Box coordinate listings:
::::
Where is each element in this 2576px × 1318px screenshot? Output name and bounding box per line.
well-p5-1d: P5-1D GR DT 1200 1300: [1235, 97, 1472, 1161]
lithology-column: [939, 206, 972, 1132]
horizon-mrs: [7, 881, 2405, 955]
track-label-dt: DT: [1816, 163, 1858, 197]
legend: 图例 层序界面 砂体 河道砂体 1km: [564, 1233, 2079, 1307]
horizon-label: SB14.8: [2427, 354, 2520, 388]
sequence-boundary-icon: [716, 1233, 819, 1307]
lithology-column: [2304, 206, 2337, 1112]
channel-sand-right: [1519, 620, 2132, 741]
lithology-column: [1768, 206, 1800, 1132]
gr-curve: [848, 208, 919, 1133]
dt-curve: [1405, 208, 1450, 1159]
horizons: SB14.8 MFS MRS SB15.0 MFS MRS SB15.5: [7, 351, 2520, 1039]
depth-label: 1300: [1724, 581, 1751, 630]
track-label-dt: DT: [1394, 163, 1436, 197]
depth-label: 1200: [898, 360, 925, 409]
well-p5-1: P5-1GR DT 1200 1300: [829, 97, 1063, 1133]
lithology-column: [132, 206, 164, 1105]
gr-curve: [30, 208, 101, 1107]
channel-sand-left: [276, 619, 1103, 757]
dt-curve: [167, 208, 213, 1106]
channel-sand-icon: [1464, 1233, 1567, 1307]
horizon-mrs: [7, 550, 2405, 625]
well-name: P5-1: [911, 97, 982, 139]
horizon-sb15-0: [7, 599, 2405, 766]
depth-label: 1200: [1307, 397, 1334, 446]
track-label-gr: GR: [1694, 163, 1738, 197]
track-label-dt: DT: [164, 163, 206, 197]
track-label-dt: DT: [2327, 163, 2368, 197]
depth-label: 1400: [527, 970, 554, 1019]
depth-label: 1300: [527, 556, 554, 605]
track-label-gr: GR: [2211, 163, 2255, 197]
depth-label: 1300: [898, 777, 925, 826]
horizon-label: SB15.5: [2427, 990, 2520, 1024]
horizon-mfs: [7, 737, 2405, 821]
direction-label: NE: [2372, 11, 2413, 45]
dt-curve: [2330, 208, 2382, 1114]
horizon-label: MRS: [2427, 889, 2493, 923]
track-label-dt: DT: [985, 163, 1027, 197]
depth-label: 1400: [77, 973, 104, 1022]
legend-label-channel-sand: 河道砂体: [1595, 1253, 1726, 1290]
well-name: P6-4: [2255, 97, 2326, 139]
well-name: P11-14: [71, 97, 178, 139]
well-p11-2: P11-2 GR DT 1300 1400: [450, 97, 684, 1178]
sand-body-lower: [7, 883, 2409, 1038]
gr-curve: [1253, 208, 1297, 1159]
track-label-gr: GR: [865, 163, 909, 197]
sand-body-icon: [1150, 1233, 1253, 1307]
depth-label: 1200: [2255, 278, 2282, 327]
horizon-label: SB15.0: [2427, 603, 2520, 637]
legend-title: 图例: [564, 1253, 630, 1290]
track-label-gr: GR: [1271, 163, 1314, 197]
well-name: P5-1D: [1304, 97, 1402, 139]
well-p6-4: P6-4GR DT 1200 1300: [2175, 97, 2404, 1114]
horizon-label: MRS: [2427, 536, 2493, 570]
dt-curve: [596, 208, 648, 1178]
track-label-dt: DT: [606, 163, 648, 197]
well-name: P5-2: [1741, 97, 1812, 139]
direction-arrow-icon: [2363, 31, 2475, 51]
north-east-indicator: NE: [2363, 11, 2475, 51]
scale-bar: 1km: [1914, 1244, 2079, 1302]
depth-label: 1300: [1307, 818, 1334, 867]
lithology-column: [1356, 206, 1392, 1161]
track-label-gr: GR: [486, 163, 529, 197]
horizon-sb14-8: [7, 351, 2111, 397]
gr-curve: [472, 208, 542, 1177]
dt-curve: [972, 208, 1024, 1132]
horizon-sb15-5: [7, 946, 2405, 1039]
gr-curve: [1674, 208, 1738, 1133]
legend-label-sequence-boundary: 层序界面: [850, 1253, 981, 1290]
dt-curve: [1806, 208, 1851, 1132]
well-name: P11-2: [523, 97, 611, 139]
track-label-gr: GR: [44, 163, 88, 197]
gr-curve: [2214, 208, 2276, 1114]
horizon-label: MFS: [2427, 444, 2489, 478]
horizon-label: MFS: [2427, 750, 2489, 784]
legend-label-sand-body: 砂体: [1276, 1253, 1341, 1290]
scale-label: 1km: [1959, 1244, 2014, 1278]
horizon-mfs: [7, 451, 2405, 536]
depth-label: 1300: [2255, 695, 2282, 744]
::::
** SHORT TASK **
Rewrite the rows above from the first line through the line containing "well-p5-1: P5-1GR DT", with "lithology-column" changed to "lithology-track" and nothing else altered.

** TASK RESPONSE **
Where is each element in this 2576px × 1318px screenshot? Output name and bounding box per line.
well-p5-1d: P5-1D GR DT 1200 1300: [1235, 97, 1472, 1161]
lithology-track: [939, 206, 972, 1132]
horizon-mrs: [7, 881, 2405, 955]
track-label-dt: DT: [1816, 163, 1858, 197]
legend: 图例 层序界面 砂体 河道砂体 1km: [564, 1233, 2079, 1307]
horizon-label: SB14.8: [2427, 354, 2520, 388]
sequence-boundary-icon: [716, 1233, 819, 1307]
lithology-track: [2304, 206, 2337, 1112]
channel-sand-right: [1519, 620, 2132, 741]
lithology-track: [1768, 206, 1800, 1132]
gr-curve: [848, 208, 919, 1133]
dt-curve: [1405, 208, 1450, 1159]
horizons: SB14.8 MFS MRS SB15.0 MFS MRS SB15.5: [7, 351, 2520, 1039]
depth-label: 1300: [1724, 581, 1751, 630]
track-label-dt: DT: [1394, 163, 1436, 197]
depth-label: 1200: [898, 360, 925, 409]
well-p5-1: P5-1GR DT 1200 1300: [829, 97, 1063, 1133]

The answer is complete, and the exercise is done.